[What you need to do]:
Retype the material in full, keeping every word the same.

○ ○ ○ ○

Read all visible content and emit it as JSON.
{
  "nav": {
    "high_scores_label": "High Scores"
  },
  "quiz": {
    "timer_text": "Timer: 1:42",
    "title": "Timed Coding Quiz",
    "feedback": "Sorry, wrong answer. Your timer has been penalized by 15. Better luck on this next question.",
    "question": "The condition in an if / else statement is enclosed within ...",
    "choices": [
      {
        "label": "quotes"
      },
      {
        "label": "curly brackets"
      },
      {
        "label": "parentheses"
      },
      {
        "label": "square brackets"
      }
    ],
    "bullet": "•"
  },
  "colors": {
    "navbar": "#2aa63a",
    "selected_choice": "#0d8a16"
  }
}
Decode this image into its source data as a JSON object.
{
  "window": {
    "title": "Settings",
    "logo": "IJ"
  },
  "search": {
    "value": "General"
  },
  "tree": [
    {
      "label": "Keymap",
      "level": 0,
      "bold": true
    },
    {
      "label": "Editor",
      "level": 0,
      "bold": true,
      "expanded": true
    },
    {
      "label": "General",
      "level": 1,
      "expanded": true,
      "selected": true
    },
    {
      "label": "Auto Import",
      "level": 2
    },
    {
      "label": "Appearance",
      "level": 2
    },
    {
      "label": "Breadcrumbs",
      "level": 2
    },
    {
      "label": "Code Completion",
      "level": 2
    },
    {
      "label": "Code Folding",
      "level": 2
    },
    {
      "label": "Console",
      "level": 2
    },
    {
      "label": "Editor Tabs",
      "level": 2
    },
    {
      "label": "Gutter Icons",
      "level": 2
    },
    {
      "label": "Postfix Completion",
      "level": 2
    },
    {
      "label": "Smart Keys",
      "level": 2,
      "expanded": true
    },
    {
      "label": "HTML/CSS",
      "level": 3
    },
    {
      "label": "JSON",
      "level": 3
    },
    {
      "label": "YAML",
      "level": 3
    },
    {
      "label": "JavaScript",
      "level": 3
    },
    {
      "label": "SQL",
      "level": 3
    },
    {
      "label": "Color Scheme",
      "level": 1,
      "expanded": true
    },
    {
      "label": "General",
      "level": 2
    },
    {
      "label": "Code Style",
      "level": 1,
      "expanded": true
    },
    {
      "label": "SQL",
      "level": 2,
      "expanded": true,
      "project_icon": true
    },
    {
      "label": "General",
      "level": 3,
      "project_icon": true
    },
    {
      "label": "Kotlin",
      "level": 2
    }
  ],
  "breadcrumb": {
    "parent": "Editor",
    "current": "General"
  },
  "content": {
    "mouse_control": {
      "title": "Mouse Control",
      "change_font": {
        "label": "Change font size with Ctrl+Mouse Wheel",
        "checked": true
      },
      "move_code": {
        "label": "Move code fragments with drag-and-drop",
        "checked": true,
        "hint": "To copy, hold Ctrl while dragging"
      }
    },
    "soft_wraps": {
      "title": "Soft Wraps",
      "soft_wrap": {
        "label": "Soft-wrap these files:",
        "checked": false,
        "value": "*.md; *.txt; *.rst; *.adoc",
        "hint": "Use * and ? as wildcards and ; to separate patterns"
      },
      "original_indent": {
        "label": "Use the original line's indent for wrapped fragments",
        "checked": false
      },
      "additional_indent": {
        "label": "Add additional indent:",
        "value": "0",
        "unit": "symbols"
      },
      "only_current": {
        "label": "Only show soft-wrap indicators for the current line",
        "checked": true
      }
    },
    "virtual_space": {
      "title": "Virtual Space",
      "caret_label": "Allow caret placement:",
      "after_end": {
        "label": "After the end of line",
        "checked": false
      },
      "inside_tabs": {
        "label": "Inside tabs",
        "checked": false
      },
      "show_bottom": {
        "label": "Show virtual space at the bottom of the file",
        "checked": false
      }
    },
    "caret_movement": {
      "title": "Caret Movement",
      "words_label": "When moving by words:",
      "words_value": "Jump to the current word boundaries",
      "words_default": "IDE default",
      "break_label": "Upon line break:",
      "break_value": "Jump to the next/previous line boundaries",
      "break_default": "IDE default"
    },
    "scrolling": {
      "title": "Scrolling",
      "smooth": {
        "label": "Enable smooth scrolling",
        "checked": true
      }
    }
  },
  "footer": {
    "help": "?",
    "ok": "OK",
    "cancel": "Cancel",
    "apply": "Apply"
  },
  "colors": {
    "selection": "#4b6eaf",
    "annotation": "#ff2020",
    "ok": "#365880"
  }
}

○ ○ ○ ○

[Task output]:
Read all visible content and emit it as JSON.
{
  "nav": {
    "high_scores_label": "High Scores"
  },
  "quiz": {
    "timer_text": "Timer: 1:42",
    "title": "Timed Coding Quiz",
    "feedback": "Sorry, wrong answer. Your timer has been penalized by 15. Better luck on this next question.",
    "question": "The condition in an if / else statement is enclosed within ...",
    "choices": [
      {
        "label": "quotes"
      },
      {
        "label": "curly brackets"
      },
      {
        "label": "parentheses"
      },
      {
        "label": "square brackets"
      }
    ],
    "bullet": "•"
  },
  "colors": {
    "navbar": "#2aa63a",
    "selected_choice": "#0d8a16"
  }
}
Decode this image into its source data as a JSON object.
{
  "window": {
    "title": "Settings",
    "logo": "IJ"
  },
  "search": {
    "value": "General"
  },
  "tree": [
    {
      "label": "Keymap",
      "level": 0,
      "bold": true
    },
    {
      "label": "Editor",
      "level": 0,
      "bold": true,
      "expanded": true
    },
    {
      "label": "General",
      "level": 1,
      "expanded": true,
      "selected": true
    },
    {
      "label": "Auto Import",
      "level": 2
    },
    {
      "label": "Appearance",
      "level": 2
    },
    {
      "label": "Breadcrumbs",
      "level": 2
    },
    {
      "label": "Code Completion",
      "level": 2
    },
    {
      "label": "Code Folding",
      "level": 2
    },
    {
      "label": "Console",
      "level": 2
    },
    {
      "label": "Editor Tabs",
      "level": 2
    },
    {
      "label": "Gutter Icons",
      "level": 2
    },
    {
      "label": "Postfix Completion",
      "level": 2
    },
    {
      "label": "Smart Keys",
      "level": 2,
      "expanded": true
    },
    {
      "label": "HTML/CSS",
      "level": 3
    },
    {
      "label": "JSON",
      "level": 3
    },
    {
      "label": "YAML",
      "level": 3
    },
    {
      "label": "JavaScript",
      "level": 3
    },
    {
      "label": "SQL",
      "level": 3
    },
    {
      "label": "Color Scheme",
      "level": 1,
      "expanded": true
    },
    {
      "label": "General",
      "level": 2
    },
    {
      "label": "Code Style",
      "level": 1,
      "expanded": true
    },
    {
      "label": "SQL",
      "level": 2,
      "expanded": true,
      "project_icon": true
    },
    {
      "label": "General",
      "level": 3,
      "project_icon": true
    },
    {
      "label": "Kotlin",
      "level": 2
    }
  ],
  "breadcrumb": {
    "parent": "Editor",
    "current": "General"
  },
  "content": {
    "mouse_control": {
      "title": "Mouse Control",
      "change_font": {
        "label": "Change font size with Ctrl+Mouse Wheel",
        "checked": true
      },
      "move_code": {
        "label": "Move code fragments with drag-and-drop",
        "checked": true,
        "hint": "To copy, hold Ctrl while dragging"
      }
    },
    "soft_wraps": {
      "title": "Soft Wraps",
      "soft_wrap": {
        "label": "Soft-wrap these files:",
        "checked": false,
        "value": "*.md; *.txt; *.rst; *.adoc",
        "hint": "Use * and ? as wildcards and ; to separate patterns"
      },
      "original_indent": {
        "label": "Use the original line's indent for wrapped fragments",
        "checked": false
      },
      "additional_indent": {
        "label": "Add additional indent:",
        "value": "0",
        "unit": "symbols"
      },
      "only_current": {
        "label": "Only show soft-wrap indicators for the current line",
        "checked": true
      }
    },
    "virtual_space": {
      "title": "Virtual Space",
      "caret_label": "Allow caret placement:",
      "after_end": {
        "label": "After the end of line",
        "checked": false
      },
      "inside_tabs": {
        "label": "Inside tabs",
        "checked": false
      },
      "show_bottom": {
        "label": "Show virtual space at the bottom of the file",
        "checked": false
      }
    },
    "caret_movement": {
      "title": "Caret Movement",
      "words_label": "When moving by words:",
      "words_value": "Jump to the current word boundaries",
      "words_default": "IDE default",
      "break_label": "Upon line break:",
      "break_value": "Jump to the next/previous line boundaries",
      "break_default": "IDE default"
    },
    "scrolling": {
      "title": "Scrolling",
      "smooth": {
        "label": "Enable smooth scrolling",
        "checked": true
      }
    }
  },
  "footer": {
    "help": "?",
    "ok": "OK",
    "cancel": "Cancel",
    "apply": "Apply"
  },
  "colors": {
    "selection": "#4b6eaf",
    "annotation": "#ff2020",
    "ok": "#365880"
  }
}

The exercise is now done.